What you should do: Restate all of the data exactly.

+++ Data records +++

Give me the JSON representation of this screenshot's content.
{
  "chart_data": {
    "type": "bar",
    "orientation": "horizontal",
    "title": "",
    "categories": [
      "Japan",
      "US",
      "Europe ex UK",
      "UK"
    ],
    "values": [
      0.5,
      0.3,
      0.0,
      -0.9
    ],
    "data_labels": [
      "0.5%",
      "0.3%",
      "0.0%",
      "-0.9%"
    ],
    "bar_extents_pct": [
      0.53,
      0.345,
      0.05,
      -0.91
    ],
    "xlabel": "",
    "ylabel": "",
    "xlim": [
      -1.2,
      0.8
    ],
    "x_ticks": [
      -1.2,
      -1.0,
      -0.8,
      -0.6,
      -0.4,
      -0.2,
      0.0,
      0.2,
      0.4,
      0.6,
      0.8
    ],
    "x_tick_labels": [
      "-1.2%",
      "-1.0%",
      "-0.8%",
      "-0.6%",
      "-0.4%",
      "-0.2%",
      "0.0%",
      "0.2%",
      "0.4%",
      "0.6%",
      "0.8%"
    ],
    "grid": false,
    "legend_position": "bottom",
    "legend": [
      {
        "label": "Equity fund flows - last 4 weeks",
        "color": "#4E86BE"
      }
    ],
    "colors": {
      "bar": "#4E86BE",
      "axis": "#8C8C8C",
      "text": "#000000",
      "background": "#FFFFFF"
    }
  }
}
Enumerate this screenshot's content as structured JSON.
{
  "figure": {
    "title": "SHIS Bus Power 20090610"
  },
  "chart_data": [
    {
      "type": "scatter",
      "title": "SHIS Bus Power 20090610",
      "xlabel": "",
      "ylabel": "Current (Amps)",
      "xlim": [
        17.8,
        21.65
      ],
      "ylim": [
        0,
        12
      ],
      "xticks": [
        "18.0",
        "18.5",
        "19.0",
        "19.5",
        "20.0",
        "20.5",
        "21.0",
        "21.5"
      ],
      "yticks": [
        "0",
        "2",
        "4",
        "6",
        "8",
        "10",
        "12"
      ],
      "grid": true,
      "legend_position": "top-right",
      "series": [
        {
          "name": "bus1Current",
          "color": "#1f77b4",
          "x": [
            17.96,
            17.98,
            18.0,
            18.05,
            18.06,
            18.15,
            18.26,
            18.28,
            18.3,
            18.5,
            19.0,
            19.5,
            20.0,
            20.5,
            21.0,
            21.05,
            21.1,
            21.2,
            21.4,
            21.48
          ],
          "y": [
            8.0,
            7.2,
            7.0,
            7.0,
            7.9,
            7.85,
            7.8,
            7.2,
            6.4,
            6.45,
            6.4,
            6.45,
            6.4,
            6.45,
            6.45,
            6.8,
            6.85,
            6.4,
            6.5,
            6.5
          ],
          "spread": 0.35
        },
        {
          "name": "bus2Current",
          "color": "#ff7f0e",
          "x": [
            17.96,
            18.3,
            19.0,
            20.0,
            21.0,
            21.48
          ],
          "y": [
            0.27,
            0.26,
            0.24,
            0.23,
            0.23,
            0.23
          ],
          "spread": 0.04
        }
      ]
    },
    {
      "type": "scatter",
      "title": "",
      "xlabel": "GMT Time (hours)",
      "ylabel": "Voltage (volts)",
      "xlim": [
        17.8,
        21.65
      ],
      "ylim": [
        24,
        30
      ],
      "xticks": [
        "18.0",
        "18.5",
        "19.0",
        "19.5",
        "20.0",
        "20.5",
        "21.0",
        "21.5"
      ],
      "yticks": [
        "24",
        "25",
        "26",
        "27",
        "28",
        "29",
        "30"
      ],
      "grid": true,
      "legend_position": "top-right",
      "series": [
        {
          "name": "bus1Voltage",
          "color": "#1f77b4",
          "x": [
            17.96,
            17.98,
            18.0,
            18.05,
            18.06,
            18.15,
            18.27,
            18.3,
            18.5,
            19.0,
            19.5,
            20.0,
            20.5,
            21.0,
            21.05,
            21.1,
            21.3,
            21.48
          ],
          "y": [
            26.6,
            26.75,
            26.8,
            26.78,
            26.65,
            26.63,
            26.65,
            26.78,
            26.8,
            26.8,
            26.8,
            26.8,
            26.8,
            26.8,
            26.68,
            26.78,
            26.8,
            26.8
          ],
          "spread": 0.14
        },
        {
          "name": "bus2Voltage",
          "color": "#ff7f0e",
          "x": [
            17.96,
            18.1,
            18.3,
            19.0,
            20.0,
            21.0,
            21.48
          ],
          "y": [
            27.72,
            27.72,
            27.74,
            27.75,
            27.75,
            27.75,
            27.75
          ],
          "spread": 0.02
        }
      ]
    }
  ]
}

+++

The result:
Give me the JSON representation of this screenshot's content.
{
  "chart_data": {
    "type": "bar",
    "orientation": "horizontal",
    "title": "",
    "categories": [
      "Japan",
      "US",
      "Europe ex UK",
      "UK"
    ],
    "values": [
      0.5,
      0.3,
      0.0,
      -0.9
    ],
    "data_labels": [
      "0.5%",
      "0.3%",
      "0.0%",
      "-0.9%"
    ],
    "bar_extents_pct": [
      0.53,
      0.345,
      0.05,
      -0.91
    ],
    "xlabel": "",
    "ylabel": "",
    "xlim": [
      -1.2,
      0.8
    ],
    "x_ticks": [
      -1.2,
      -1.0,
      -0.8,
      -0.6,
      -0.4,
      -0.2,
      0.0,
      0.2,
      0.4,
      0.6,
      0.8
    ],
    "x_tick_labels": [
      "-1.2%",
      "-1.0%",
      "-0.8%",
      "-0.6%",
      "-0.4%",
      "-0.2%",
      "0.0%",
      "0.2%",
      "0.4%",
      "0.6%",
      "0.8%"
    ],
    "grid": false,
    "legend_position": "bottom",
    "legend": [
      {
        "label": "Equity fund flows - last 4 weeks",
        "color": "#4E86BE"
      }
    ],
    "colors": {
      "bar": "#4E86BE",
      "axis": "#8C8C8C",
      "text": "#000000",
      "background": "#FFFFFF"
    }
  }
}
Enumerate this screenshot's content as structured JSON.
{
  "figure": {
    "title": "SHIS Bus Power 20090610"
  },
  "chart_data": [
    {
      "type": "scatter",
      "title": "SHIS Bus Power 20090610",
      "xlabel": "",
      "ylabel": "Current (Amps)",
      "xlim": [
        17.8,
        21.65
      ],
      "ylim": [
        0,
        12
      ],
      "xticks": [
        "18.0",
        "18.5",
        "19.0",
        "19.5",
        "20.0",
        "20.5",
        "21.0",
        "21.5"
      ],
      "yticks": [
        "0",
        "2",
        "4",
        "6",
        "8",
        "10",
        "12"
      ],
      "grid": true,
      "legend_position": "top-right",
      "series": [
        {
          "name": "bus1Current",
          "color": "#1f77b4",
          "x": [
            17.96,
            17.98,
            18.0,
            18.05,
            18.06,
            18.15,
            18.26,
            18.28,
            18.3,
            18.5,
            19.0,
            19.5,
            20.0,
            20.5,
            21.0,
            21.05,
            21.1,
            21.2,
            21.4,
            21.48
          ],
          "y": [
            8.0,
            7.2,
            7.0,
            7.0,
            7.9,
            7.85,
            7.8,
            7.2,
            6.4,
            6.45,
            6.4,
            6.45,
            6.4,
            6.45,
            6.45,
            6.8,
            6.85,
            6.4,
            6.5,
            6.5
          ],
          "spread": 0.35
        },
        {
          "name": "bus2Current",
          "color": "#ff7f0e",
          "x": [
            17.96,
            18.3,
            19.0,
            20.0,
            21.0,
            21.48
          ],
          "y": [
            0.27,
            0.26,
            0.24,
            0.23,
            0.23,
            0.23
          ],
          "spread": 0.04
        }
      ]
    },
    {
      "type": "scatter",
      "title": "",
      "xlabel": "GMT Time (hours)",
      "ylabel": "Voltage (volts)",
      "xlim": [
        17.8,
        21.65
      ],
      "ylim": [
        24,
        30
      ],
      "xticks": [
        "18.0",
        "18.5",
        "19.0",
        "19.5",
        "20.0",
        "20.5",
        "21.0",
        "21.5"
      ],
      "yticks": [
        "24",
        "25",
        "26",
        "27",
        "28",
        "29",
        "30"
      ],
      "grid": true,
      "legend_position": "top-right",
      "series": [
        {
          "name": "bus1Voltage",
          "color": "#1f77b4",
          "x": [
            17.96,
            17.98,
            18.0,
            18.05,
            18.06,
            18.15,
            18.27,
            18.3,
            18.5,
            19.0,
            19.5,
            20.0,
            20.5,
            21.0,
            21.05,
            21.1,
            21.3,
            21.48
          ],
          "y": [
            26.6,
            26.75,
            26.8,
            26.78,
            26.65,
            26.63,
            26.65,
            26.78,
            26.8,
            26.8,
            26.8,
            26.8,
            26.8,
            26.8,
            26.68,
            26.78,
            26.8,
            26.8
          ],
          "spread": 0.14
        },
        {
          "name": "bus2Voltage",
          "color": "#ff7f0e",
          "x": [
            17.96,
            18.1,
            18.3,
            19.0,
            20.0,
            21.0,
            21.48
          ],
          "y": [
            27.72,
            27.72,
            27.74,
            27.75,
            27.75,
            27.75,
            27.75
          ],
          "spread": 0.02
        }
      ]
    }
  ]
}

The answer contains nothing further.